§ Items
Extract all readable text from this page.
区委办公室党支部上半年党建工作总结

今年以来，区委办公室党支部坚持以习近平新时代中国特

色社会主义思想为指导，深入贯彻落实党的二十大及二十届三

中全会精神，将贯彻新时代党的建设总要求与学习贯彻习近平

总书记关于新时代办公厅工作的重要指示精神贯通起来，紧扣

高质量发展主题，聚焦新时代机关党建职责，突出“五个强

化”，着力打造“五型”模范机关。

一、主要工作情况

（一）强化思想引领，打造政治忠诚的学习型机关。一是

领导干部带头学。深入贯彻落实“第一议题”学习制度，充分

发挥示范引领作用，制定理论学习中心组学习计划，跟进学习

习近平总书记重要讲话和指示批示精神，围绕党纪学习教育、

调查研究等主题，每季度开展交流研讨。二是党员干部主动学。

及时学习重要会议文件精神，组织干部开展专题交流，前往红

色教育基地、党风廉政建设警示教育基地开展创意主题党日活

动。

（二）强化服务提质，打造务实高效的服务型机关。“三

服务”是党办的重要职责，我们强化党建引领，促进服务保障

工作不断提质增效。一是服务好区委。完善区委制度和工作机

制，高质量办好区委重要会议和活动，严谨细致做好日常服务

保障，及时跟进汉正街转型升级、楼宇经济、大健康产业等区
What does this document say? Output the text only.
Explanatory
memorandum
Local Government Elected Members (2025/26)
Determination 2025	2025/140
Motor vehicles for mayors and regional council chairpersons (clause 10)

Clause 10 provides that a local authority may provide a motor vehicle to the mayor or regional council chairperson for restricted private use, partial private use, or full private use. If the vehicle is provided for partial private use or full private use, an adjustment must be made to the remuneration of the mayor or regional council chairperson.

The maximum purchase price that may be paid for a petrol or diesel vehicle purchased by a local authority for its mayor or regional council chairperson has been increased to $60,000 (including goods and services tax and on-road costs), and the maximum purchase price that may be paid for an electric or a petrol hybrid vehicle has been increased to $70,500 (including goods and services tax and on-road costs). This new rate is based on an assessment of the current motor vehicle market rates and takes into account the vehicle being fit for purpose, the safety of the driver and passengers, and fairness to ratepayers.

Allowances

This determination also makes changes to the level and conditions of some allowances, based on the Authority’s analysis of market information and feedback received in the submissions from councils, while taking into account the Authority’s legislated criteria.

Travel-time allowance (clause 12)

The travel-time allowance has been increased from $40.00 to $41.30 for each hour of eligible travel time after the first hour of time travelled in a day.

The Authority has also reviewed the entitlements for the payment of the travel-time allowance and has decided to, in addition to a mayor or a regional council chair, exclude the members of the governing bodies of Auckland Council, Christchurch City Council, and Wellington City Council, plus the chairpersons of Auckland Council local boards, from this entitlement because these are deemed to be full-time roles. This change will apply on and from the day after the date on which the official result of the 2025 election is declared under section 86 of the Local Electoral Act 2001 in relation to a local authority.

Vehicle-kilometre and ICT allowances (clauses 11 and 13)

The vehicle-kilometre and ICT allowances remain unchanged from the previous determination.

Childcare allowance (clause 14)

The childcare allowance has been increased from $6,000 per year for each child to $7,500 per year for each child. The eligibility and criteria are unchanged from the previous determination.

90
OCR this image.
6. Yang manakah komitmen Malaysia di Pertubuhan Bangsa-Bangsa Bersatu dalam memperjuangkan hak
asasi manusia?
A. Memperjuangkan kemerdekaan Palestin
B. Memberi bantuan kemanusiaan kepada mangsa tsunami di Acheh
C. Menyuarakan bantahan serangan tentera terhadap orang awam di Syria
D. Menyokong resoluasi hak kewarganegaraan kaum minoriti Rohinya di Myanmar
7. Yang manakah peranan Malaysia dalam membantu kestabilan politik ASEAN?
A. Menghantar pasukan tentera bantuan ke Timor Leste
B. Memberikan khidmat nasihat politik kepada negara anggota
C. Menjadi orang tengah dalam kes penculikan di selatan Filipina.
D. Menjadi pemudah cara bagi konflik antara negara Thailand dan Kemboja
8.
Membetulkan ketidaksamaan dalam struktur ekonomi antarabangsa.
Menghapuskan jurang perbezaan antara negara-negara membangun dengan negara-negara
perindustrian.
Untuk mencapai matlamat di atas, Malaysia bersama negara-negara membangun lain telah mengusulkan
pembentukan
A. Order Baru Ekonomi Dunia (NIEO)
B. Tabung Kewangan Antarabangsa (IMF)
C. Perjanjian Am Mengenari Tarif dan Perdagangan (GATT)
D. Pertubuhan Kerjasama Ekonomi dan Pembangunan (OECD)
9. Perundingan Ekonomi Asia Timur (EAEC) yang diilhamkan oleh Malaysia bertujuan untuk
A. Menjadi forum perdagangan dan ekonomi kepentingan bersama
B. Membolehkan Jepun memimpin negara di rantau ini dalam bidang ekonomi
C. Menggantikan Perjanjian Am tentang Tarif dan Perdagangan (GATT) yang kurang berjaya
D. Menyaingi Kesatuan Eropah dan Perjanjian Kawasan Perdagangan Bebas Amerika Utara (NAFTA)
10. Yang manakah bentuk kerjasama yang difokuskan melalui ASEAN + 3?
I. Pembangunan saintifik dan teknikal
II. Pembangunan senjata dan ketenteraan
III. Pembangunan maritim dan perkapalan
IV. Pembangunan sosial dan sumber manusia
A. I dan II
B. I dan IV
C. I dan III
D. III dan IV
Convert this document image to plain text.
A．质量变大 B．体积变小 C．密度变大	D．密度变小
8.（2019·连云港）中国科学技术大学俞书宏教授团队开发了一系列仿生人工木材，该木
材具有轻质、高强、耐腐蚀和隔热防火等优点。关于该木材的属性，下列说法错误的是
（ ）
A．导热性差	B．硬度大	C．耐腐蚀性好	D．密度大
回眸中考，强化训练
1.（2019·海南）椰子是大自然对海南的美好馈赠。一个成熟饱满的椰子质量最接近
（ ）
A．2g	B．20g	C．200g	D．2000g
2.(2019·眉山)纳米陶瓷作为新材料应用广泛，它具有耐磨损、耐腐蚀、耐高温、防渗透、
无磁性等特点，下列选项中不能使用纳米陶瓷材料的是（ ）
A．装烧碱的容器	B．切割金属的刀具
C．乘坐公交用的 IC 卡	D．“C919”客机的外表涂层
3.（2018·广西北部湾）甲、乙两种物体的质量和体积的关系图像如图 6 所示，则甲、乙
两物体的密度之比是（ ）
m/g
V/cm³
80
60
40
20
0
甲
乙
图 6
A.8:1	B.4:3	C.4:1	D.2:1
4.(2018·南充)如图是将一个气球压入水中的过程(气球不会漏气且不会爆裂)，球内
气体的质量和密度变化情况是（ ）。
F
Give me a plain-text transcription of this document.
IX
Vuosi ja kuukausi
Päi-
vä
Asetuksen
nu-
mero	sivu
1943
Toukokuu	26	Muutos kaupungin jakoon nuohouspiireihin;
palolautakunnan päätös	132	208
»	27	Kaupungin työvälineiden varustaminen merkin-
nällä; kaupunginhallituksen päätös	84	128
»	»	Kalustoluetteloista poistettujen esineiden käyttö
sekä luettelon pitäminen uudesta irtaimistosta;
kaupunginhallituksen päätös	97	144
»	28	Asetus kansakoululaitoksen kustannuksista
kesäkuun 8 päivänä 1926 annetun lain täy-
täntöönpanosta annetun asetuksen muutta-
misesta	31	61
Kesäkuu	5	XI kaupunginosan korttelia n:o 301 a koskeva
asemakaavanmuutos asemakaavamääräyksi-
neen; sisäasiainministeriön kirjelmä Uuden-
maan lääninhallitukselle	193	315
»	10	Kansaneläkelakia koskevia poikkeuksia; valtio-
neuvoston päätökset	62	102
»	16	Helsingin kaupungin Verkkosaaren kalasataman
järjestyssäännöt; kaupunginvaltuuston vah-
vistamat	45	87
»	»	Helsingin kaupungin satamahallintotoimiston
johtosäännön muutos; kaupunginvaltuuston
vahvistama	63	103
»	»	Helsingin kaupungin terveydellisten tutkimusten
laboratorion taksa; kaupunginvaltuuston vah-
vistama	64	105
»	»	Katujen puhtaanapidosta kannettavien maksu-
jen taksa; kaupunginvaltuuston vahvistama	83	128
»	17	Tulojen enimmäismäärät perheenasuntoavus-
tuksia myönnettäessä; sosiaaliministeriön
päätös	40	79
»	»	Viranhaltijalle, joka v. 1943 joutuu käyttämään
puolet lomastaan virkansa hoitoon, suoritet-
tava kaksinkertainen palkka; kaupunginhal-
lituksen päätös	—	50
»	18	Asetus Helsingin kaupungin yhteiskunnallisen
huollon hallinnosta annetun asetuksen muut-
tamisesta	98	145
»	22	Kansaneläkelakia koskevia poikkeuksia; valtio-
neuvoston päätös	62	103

§ What this task involves
Look above for every line with the word "politik" and copy it.

§ Full output
7. Yang manakah peranan Malaysia dalam membantu kestabilan politik ASEAN?
B. Memberikan khidmat nasihat politik kepada negara anggota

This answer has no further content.